● **What the task asks**
Quote these lines exactly: the one that holds "Transcribe the text in this document." and every line after it to the end of the material below. Skip pictures.

● **Exercise material**
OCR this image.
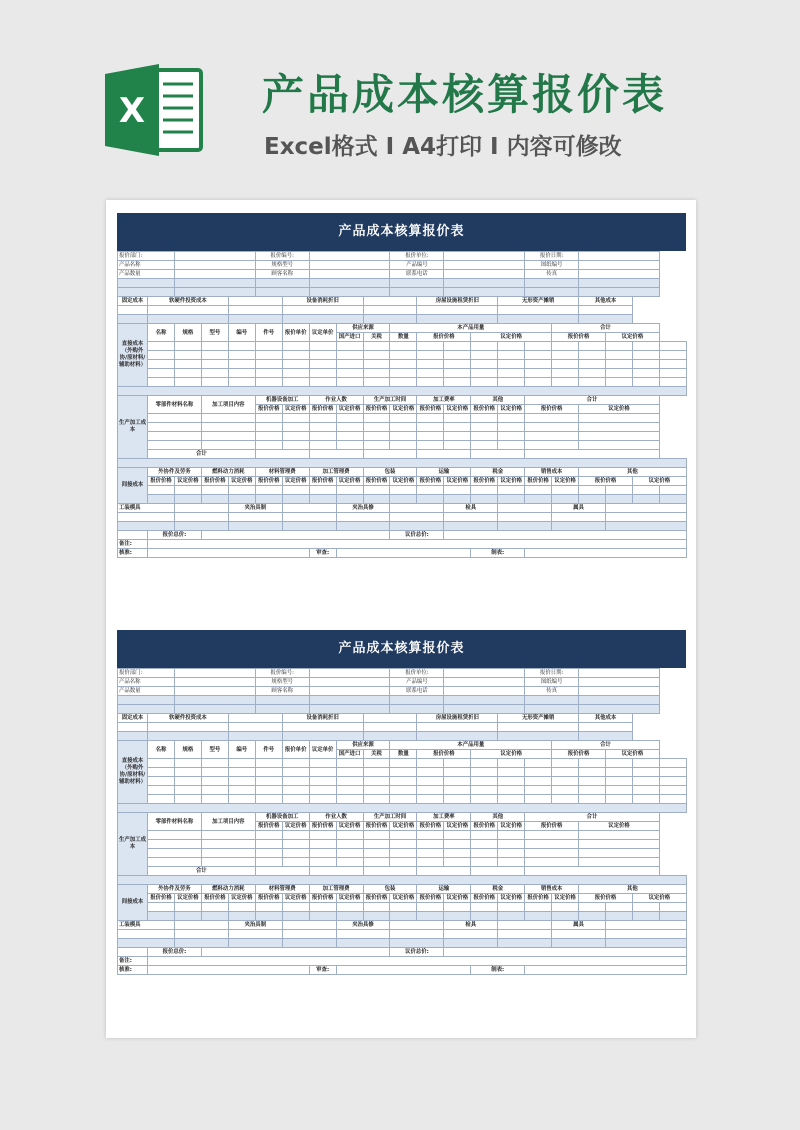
X	产品成本核算报价表
Excel格式 I A4打印 I 内容可修改
产品成本核算报价表
报价部门:					报价编号:					报价单位:					报价日期:					
产品名称					规格型号					产品编号					图纸编号					
产品数量					顾客名称					联系电话					传真					

固定成本	软硬件投资成本					设备消耗折旧					房屋设施租赁折旧			无形资产摊销			其他成本			

直接成本（外购外协/原材料/辅助材料）	名称	规格	型号	编号	件号	报价单价	议定单价	供应来源		本产品用量						合计				
								国产进口	关税	数量	报价价格		议定价格			报价价格		议定价格		

生产加工成本	零部件材料名称		加工项目内容		机器设备加工		作业人数		生产加工时间		加工费率		其他		合计					
					报价价格	议定价格	报价价格	议定价格	报价价格	议定价格	报价价格	议定价格	报价价格	议定价格	报价价格		议定价格			

	合计																			

间接成本	外协件及劳务		燃料动力消耗		材料管理费		加工管理费		包装		运输		税金		销售成本		其他			
	报价价格	议定价格	报价价格	议定价格	报价价格	议定价格	报价价格	议定价格	报价价格	议定价格	报价价格	议定价格	报价价格	议定价格	报价价格	议定价格	报价价格		议定价格	

工装模具				夹治具制				夹治具修				检具				属具				

	报价总价:									议价总价:										
备注:																				
核准:							审查:						制表:							
产品成本核算报价表
报价部门:					报价编号:					报价单位:					报价日期:					
产品名称					规格型号					产品编号					图纸编号					
产品数量					顾客名称					联系电话					传真					

固定成本	软硬件投资成本					设备消耗折旧					房屋设施租赁折旧			无形资产摊销			其他成本			

直接成本（外购外协/原材料/辅助材料）	名称	规格	型号	编号	件号	报价单价	议定单价	供应来源		本产品用量						合计				
								国产进口	关税	数量	报价价格		议定价格			报价价格		议定价格		

生产加工成本	零部件材料名称		加工项目内容		机器设备加工		作业人数		生产加工时间		加工费率		其他		合计					
					报价价格	议定价格	报价价格	议定价格	报价价格	议定价格	报价价格	议定价格	报价价格	议定价格	报价价格		议定价格			

	合计																			

间接成本	外协件及劳务		燃料动力消耗		材料管理费		加工管理费		包装		运输		税金		销售成本		其他			
	报价价格	议定价格	报价价格	议定价格	报价价格	议定价格	报价价格	议定价格	报价价格	议定价格	报价价格	议定价格	报价价格	议定价格	报价价格	议定价格	报价价格		议定价格	

工装模具				夹治具制				夹治具修				检具				属具				

	报价总价:									议价总价:										
备注:																				
核准:							审查:						制表:							
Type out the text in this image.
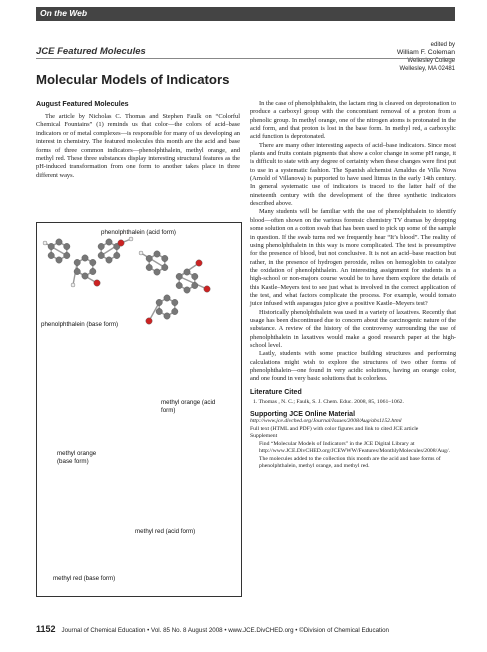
On the Web
JCE Featured Molecules
edited by
William F. Coleman
Wellesley College
Wellesley, MA 02481
Molecular Models of Indicators
August Featured Molecules

The article by Nicholas C. Thomas and Stephen Faulk on “Colorful Chemical Fountains” (1) reminds us that color—the colors of acid–base indicators or of metal complexes—is responsible for many of us developing an interest in chemistry. The featured molecules this month are the acid and base forms of three common indicators—phenolphthalein, methyl orange, and methyl red. These three substances display interesting structural features as the pH-induced transformation from one form to another takes place in three different ways.

phenolphthalein (acid form)
phenolphthalein (base form)
methyl orange (acid form)
methyl orange (base form)
methyl red (acid form)
methyl red (base form)

In the case of phenolphthalein, the lactam ring is cleaved on deprotonation to produce a carboxyl group with the concomitant removal of a proton from a phenolic group. In methyl orange, one of the nitrogen atoms is protonated in the acid form, and that proton is lost in the base form. In methyl red, a carboxylic acid function is deprotonated.

There are many other interesting aspects of acid–base indicators. Since most plants and fruits contain pigments that show a color change in some pH range, it is difficult to state with any degree of certainty when these changes were first put to use in a systematic fashion. The Spanish alchemist Arnaldus de Villa Nova (Arnold of Villanova) is purported to have used litmus in the early 14th century. In general systematic use of indicators is traced to the latter half of the nineteenth century with the development of the three synthetic indicators described above.

Many students will be familiar with the use of phenolphthalein to identify blood—often shown on the various forensic chemistry TV dramas by dropping some solution on a cotton swab that has been used to pick up some of the sample in question. If the swab turns red we frequently hear “It’s blood”. The reality of using phenolphthalein in this way is more complicated. The test is presumptive for the presence of blood, but not conclusive. It is not an acid–base reaction but rather, in the presence of hydrogen peroxide, relies on hemoglobin to catalyze the oxidation of phenolphthalein. An interesting assignment for students in a high-school or non-majors course would be to have them explore the details of this Kastle–Meyers test to see just what is involved in the correct application of the test, and what factors complicate the process. For example, would tomato juice infused with asparagus juice give a positive Kastle–Meyers test?

Historically phenolphthalein was used in a variety of laxatives. Recently that usage has been discontinued due to concern about the carcinogenic nature of the substance. A review of the history of the controversy surrounding the use of phenolphthalein in laxatives would make a good research paper at the high-school level.

Lastly, students with some practice building structures and performing calculations might wish to explore the structures of two other forms of phenolphthalein—one found in very acidic solutions, having an orange color, and one found in very basic solutions that is colorless.

Literature Cited
1. Thomas , N. C.; Faulk, S. J. Chem. Educ. 2008, 85, 1061–1062.
Supporting JCE Online Material
http://www.jce.divched.org/Journal/Issues/2008/Aug/abs1152.html
Full text (HTML and PDF) with color figures and link to cited JCE article
Supplement
Find “Molecular Models of Indicators” in the JCE Digital Library at http://www.JCE.DivCHED.org/JCEWWW/Features/MonthlyMolecules/2008/Aug/.
The molecules added to the collection this month are the acid and base forms of phenolphthalein, methyl orange, and methyl red.
1152 Journal of Chemical Education • Vol. 85 No. 8 August 2008 • www.JCE.DivCHED.org • ©Division of Chemical Education
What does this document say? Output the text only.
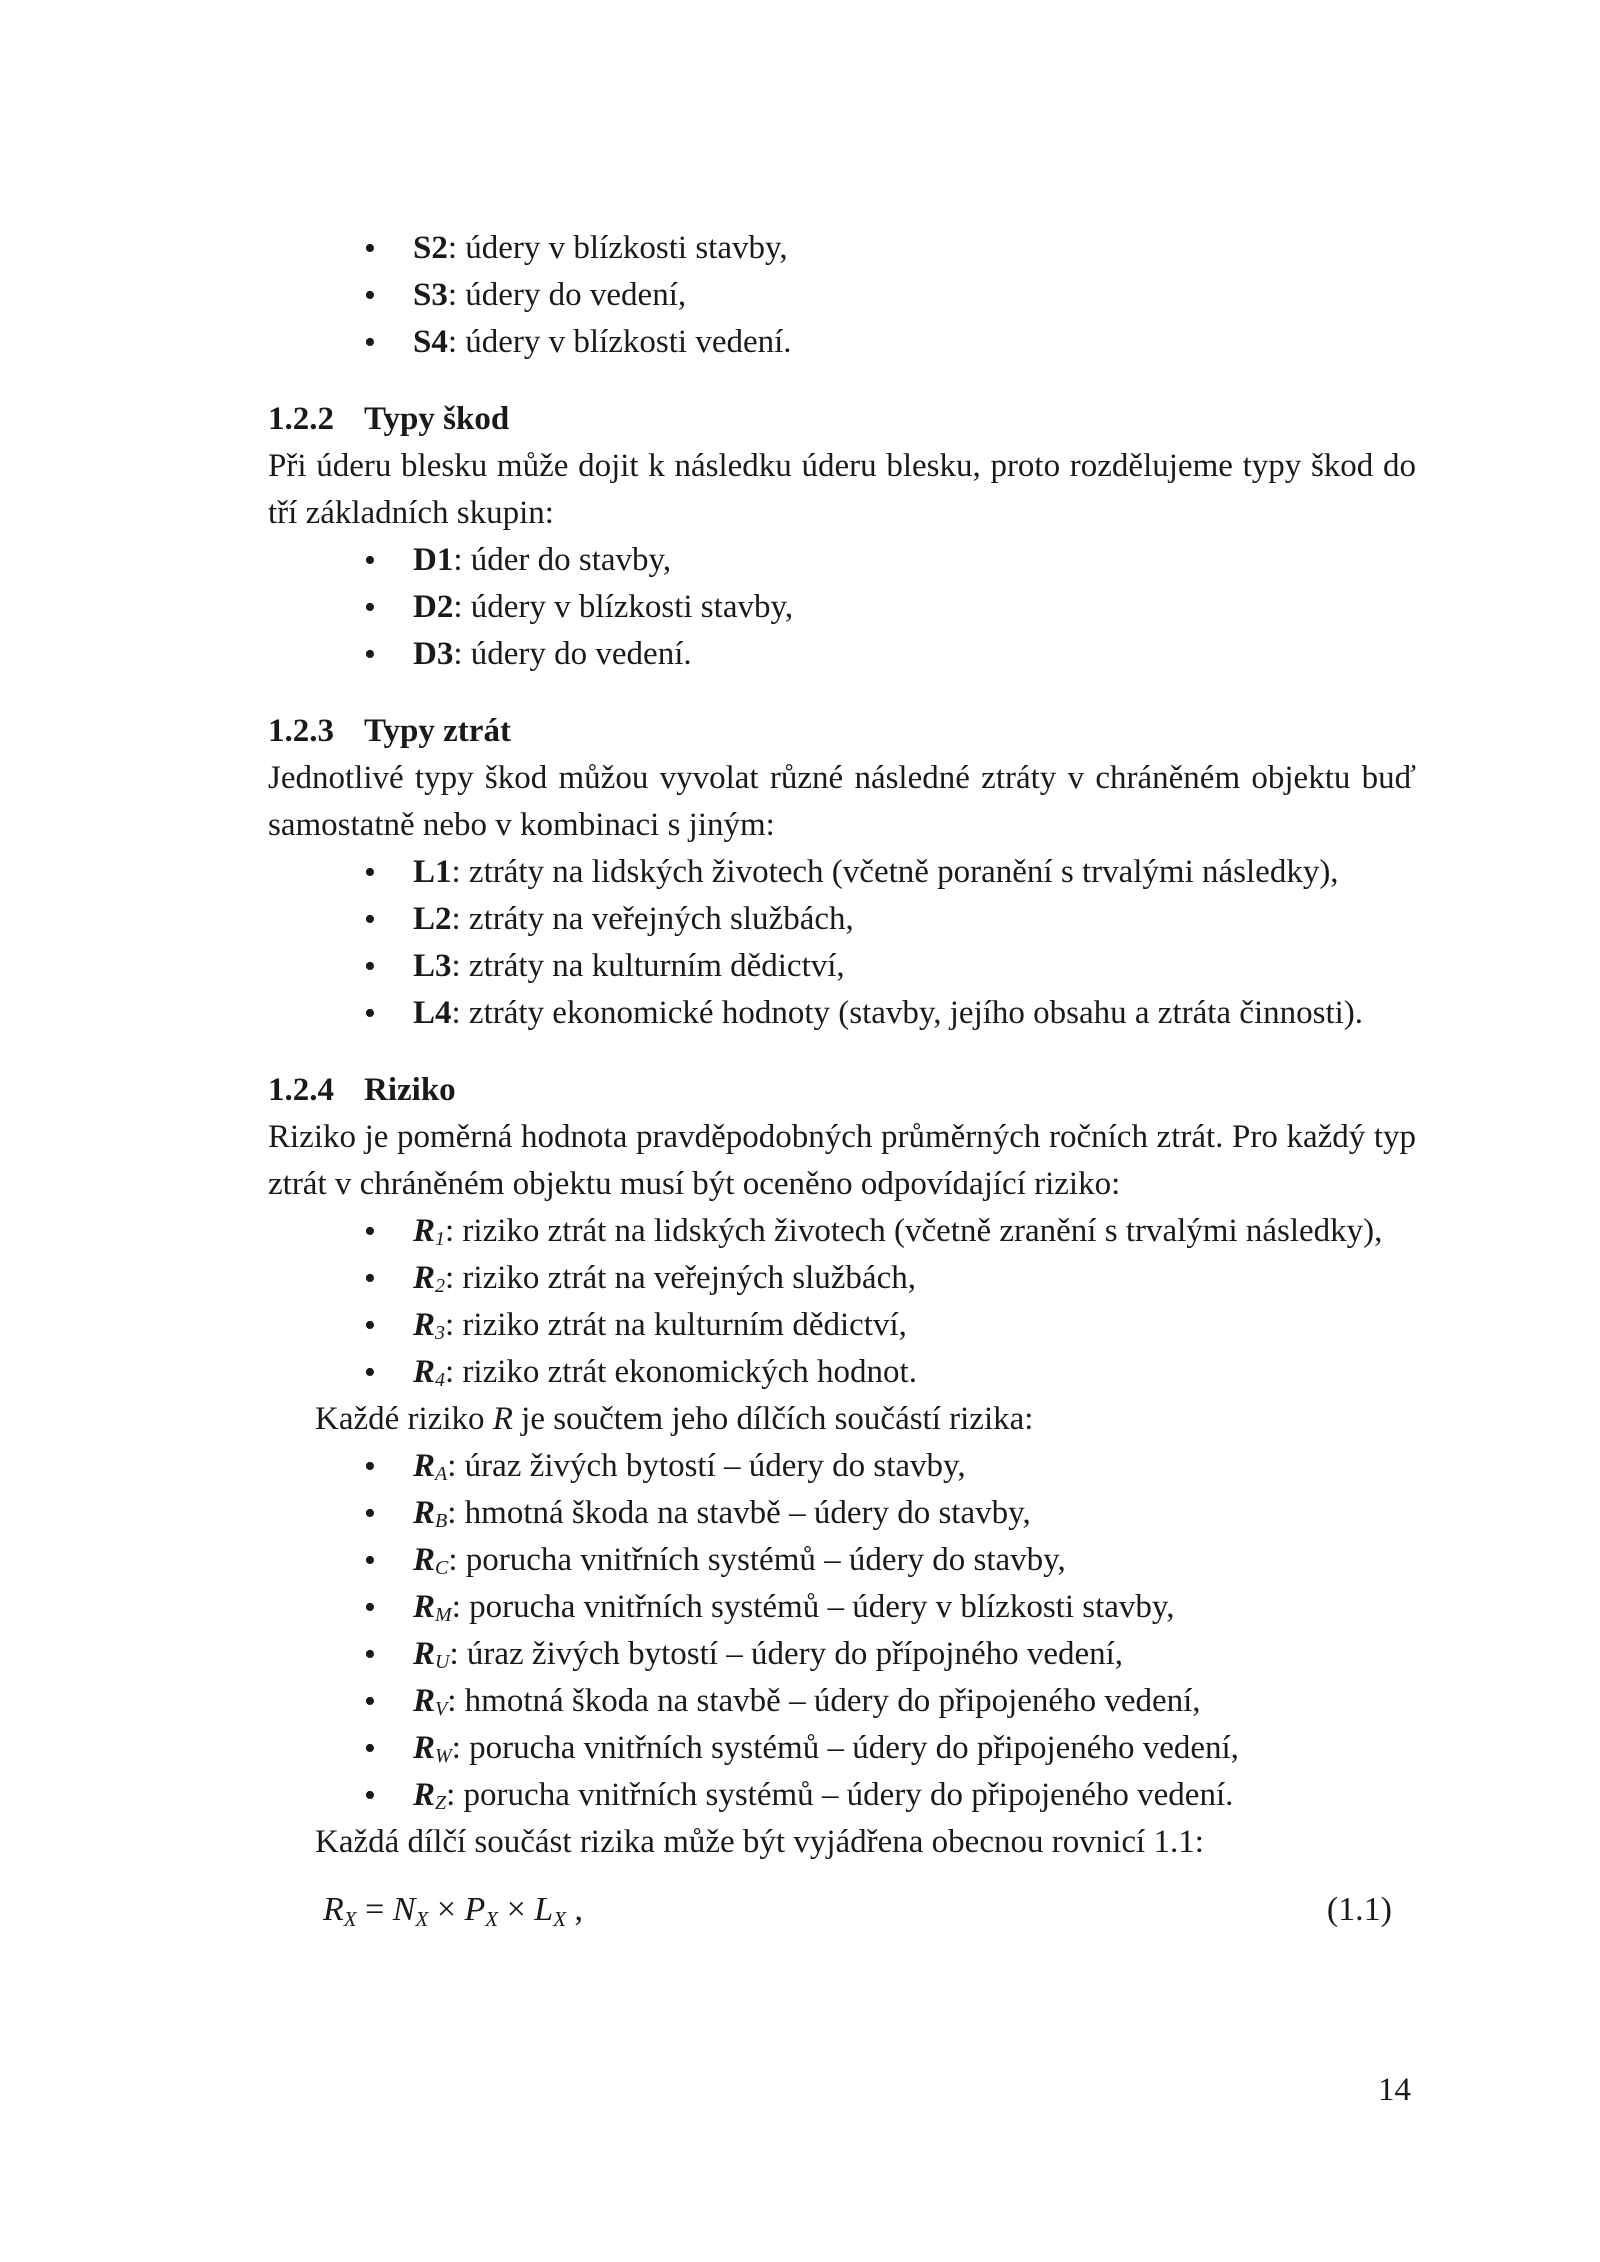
• S2: údery v blízkosti stavby,
• S3: údery do vedení,
• S4: údery v blízkosti vedení.
1.2.2 Typy škod
Při úderu blesku může dojit k následku úderu blesku, proto rozdělujeme typy škod do tří základních skupin:
• D1: úder do stavby,
• D2: údery v blízkosti stavby,
• D3: údery do vedení.
1.2.3 Typy ztrát
Jednotlivé typy škod můžou vyvolat různé následné ztráty v chráněném objektu buď samostatně nebo v kombinaci s jiným:
• L1: ztráty na lidských životech (včetně poranění s trvalými následky),
• L2: ztráty na veřejných službách,
• L3: ztráty na kulturním dědictví,
• L4: ztráty ekonomické hodnoty (stavby, jejího obsahu a ztráta činnosti).
1.2.4 Riziko
Riziko je poměrná hodnota pravděpodobných průměrných ročních ztrát. Pro každý typ ztrát v chráněném objektu musí být oceněno odpovídající riziko:
• $R_1$: riziko ztrát na lidských životech (včetně zranění s trvalými následky),
• $R_2$: riziko ztrát na veřejných službách,
• $R_3$: riziko ztrát na kulturním dědictví,
• $R_4$: riziko ztrát ekonomických hodnot.
Každé riziko R je součtem jeho dílčích součástí rizika:
• $R_A$: úraz živých bytostí – údery do stavby,
• $R_B$: hmotná škoda na stavbě – údery do stavby,
• $R_C$: porucha vnitřních systémů – údery do stavby,
• $R_M$: porucha vnitřních systémů – údery v blízkosti stavby,
• $R_U$: úraz živých bytostí – údery do přípojného vedení,
• $R_V$: hmotná škoda na stavbě – údery do připojeného vedení,
• $R_W$: porucha vnitřních systémů – údery do připojeného vedení,
• $R_Z$: porucha vnitřních systémů – údery do připojeného vedení.
Každá dílčí součást rizika může být vyjádřena obecnou rovnicí 1.1:
$R_X = N_X \times P_X \times L_X$ ,	(1.1)
14
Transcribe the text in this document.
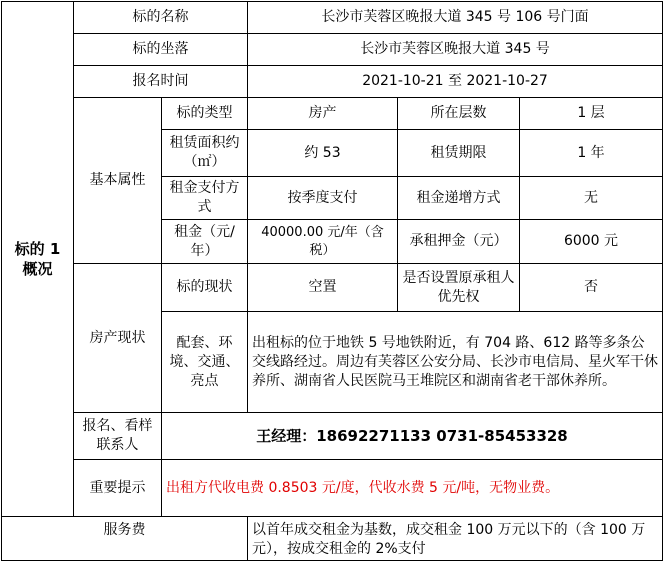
标的 1 概况	标的名称		长沙市芙蓉区晚报大道 345 号 106 号门面		
	标的坐落		长沙市芙蓉区晚报大道 345 号		
	报名时间		2021-10-21 至 2021-10-27		
	基本属性	标的类型	房产	所在层数	1 层
		租赁面积约（㎡）	约 53	租赁期限	1 年
		租金支付方式	按季度支付	租金递增方式	无
		租金（元/年）	40000.00 元/年（含税）	承租押金（元）	6000 元
	房产现状	标的现状	空置	是否设置原承租人优先权	否
		配套、环境、交通、亮点	出租标的位于地铁 5 号地铁附近，有 704 路、612 路等多条公交线路经过。周边有芙蓉区公安分局、长沙市电信局、星火军干休养所、湖南省人民医院马王堆院区和湖南省老干部休养所。		
	报名、看样联系人	王经理：18692271133 0731-85453328			
	重要提示	出租方代收电费 0.8503 元/度，代收水费 5 元/吨，无物业费。			
服务费			以首年成交租金为基数，成交租金 100 万元以下的（含 100 万元），按成交租金的 2%支付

● **Exercise response**
Transcribe the text in this document.
标的 1 概况	标的名称		长沙市芙蓉区晚报大道 345 号 106 号门面		
	标的坐落		长沙市芙蓉区晚报大道 345 号		
	报名时间		2021-10-21 至 2021-10-27		
	基本属性	标的类型	房产	所在层数	1 层
		租赁面积约（㎡）	约 53	租赁期限	1 年
		租金支付方式	按季度支付	租金递增方式	无
		租金（元/年）	40000.00 元/年（含税）	承租押金（元）	6000 元
	房产现状	标的现状	空置	是否设置原承租人优先权	否
		配套、环境、交通、亮点	出租标的位于地铁 5 号地铁附近，有 704 路、612 路等多条公交线路经过。周边有芙蓉区公安分局、长沙市电信局、星火军干休养所、湖南省人民医院马王堆院区和湖南省老干部休养所。		
	报名、看样联系人	王经理：18692271133 0731-85453328			
	重要提示	出租方代收电费 0.8503 元/度，代收水费 5 元/吨，无物业费。			
服务费			以首年成交租金为基数，成交租金 100 万元以下的（含 100 万元），按成交租金的 2%支付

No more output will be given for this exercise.